#### Goal of the exercise:
Make an exact copy of the entries below.

#### Extracted data entries:
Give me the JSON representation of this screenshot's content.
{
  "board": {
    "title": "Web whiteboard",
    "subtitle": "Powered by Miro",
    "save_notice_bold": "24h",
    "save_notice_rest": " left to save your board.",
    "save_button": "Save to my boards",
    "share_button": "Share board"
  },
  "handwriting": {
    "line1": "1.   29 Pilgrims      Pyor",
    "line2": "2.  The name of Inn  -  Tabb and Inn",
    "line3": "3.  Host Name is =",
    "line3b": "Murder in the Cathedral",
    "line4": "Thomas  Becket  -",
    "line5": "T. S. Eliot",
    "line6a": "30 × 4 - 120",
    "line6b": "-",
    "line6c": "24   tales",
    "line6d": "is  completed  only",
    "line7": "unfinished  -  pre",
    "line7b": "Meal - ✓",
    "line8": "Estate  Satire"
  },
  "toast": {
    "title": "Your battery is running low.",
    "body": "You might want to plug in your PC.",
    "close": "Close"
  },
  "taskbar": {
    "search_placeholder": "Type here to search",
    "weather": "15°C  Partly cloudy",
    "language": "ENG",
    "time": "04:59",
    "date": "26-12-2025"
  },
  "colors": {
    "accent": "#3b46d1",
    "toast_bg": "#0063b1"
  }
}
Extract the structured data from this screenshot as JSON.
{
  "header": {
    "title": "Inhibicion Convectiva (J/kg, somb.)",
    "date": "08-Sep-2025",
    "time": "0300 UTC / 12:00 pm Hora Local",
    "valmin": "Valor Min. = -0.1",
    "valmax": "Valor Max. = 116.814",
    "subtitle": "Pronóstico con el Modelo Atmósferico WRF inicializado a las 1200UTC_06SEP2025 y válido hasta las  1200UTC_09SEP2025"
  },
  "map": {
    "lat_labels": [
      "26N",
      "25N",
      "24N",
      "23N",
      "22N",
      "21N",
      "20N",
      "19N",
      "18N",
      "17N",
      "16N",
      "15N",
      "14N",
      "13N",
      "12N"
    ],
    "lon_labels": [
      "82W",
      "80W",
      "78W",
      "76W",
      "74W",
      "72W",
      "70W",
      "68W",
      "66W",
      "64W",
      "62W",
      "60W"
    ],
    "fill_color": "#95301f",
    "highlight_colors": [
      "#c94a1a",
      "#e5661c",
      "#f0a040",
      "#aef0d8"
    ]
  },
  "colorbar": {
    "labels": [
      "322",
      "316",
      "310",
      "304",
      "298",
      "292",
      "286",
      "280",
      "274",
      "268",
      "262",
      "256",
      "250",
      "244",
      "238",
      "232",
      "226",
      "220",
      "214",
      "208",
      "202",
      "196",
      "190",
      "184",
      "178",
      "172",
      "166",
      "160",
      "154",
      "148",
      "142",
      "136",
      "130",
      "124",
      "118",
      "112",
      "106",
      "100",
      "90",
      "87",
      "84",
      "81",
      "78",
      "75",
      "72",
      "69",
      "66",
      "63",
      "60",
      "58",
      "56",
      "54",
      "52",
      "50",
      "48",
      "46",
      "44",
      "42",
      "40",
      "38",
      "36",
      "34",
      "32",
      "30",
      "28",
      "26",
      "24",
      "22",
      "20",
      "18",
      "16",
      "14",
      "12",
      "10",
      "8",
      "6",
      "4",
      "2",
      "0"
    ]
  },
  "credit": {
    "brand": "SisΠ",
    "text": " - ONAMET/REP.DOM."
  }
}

#### Task response:
Give me the JSON representation of this screenshot's content.
{
  "board": {
    "title": "Web whiteboard",
    "subtitle": "Powered by Miro",
    "save_notice_bold": "24h",
    "save_notice_rest": " left to save your board.",
    "save_button": "Save to my boards",
    "share_button": "Share board"
  },
  "handwriting": {
    "line1": "1.   29 Pilgrims      Pyor",
    "line2": "2.  The name of Inn  -  Tabb and Inn",
    "line3": "3.  Host Name is =",
    "line3b": "Murder in the Cathedral",
    "line4": "Thomas  Becket  -",
    "line5": "T. S. Eliot",
    "line6a": "30 × 4 - 120",
    "line6b": "-",
    "line6c": "24   tales",
    "line6d": "is  completed  only",
    "line7": "unfinished  -  pre",
    "line7b": "Meal - ✓",
    "line8": "Estate  Satire"
  },
  "toast": {
    "title": "Your battery is running low.",
    "body": "You might want to plug in your PC.",
    "close": "Close"
  },
  "taskbar": {
    "search_placeholder": "Type here to search",
    "weather": "15°C  Partly cloudy",
    "language": "ENG",
    "time": "04:59",
    "date": "26-12-2025"
  },
  "colors": {
    "accent": "#3b46d1",
    "toast_bg": "#0063b1"
  }
}
Extract the structured data from this screenshot as JSON.
{
  "header": {
    "title": "Inhibicion Convectiva (J/kg, somb.)",
    "date": "08-Sep-2025",
    "time": "0300 UTC / 12:00 pm Hora Local",
    "valmin": "Valor Min. = -0.1",
    "valmax": "Valor Max. = 116.814",
    "subtitle": "Pronóstico con el Modelo Atmósferico WRF inicializado a las 1200UTC_06SEP2025 y válido hasta las  1200UTC_09SEP2025"
  },
  "map": {
    "lat_labels": [
      "26N",
      "25N",
      "24N",
      "23N",
      "22N",
      "21N",
      "20N",
      "19N",
      "18N",
      "17N",
      "16N",
      "15N",
      "14N",
      "13N",
      "12N"
    ],
    "lon_labels": [
      "82W",
      "80W",
      "78W",
      "76W",
      "74W",
      "72W",
      "70W",
      "68W",
      "66W",
      "64W",
      "62W",
      "60W"
    ],
    "fill_color": "#95301f",
    "highlight_colors": [
      "#c94a1a",
      "#e5661c",
      "#f0a040",
      "#aef0d8"
    ]
  },
  "colorbar": {
    "labels": [
      "322",
      "316",
      "310",
      "304",
      "298",
      "292",
      "286",
      "280",
      "274",
      "268",
      "262",
      "256",
      "250",
      "244",
      "238",
      "232",
      "226",
      "220",
      "214",
      "208",
      "202",
      "196",
      "190",
      "184",
      "178",
      "172",
      "166",
      "160",
      "154",
      "148",
      "142",
      "136",
      "130",
      "124",
      "118",
      "112",
      "106",
      "100",
      "90",
      "87",
      "84",
      "81",
      "78",
      "75",
      "72",
      "69",
      "66",
      "63",
      "60",
      "58",
      "56",
      "54",
      "52",
      "50",
      "48",
      "46",
      "44",
      "42",
      "40",
      "38",
      "36",
      "34",
      "32",
      "30",
      "28",
      "26",
      "24",
      "22",
      "20",
      "18",
      "16",
      "14",
      "12",
      "10",
      "8",
      "6",
      "4",
      "2",
      "0"
    ]
  },
  "credit": {
    "brand": "SisΠ",
    "text": " - ONAMET/REP.DOM."
  }
}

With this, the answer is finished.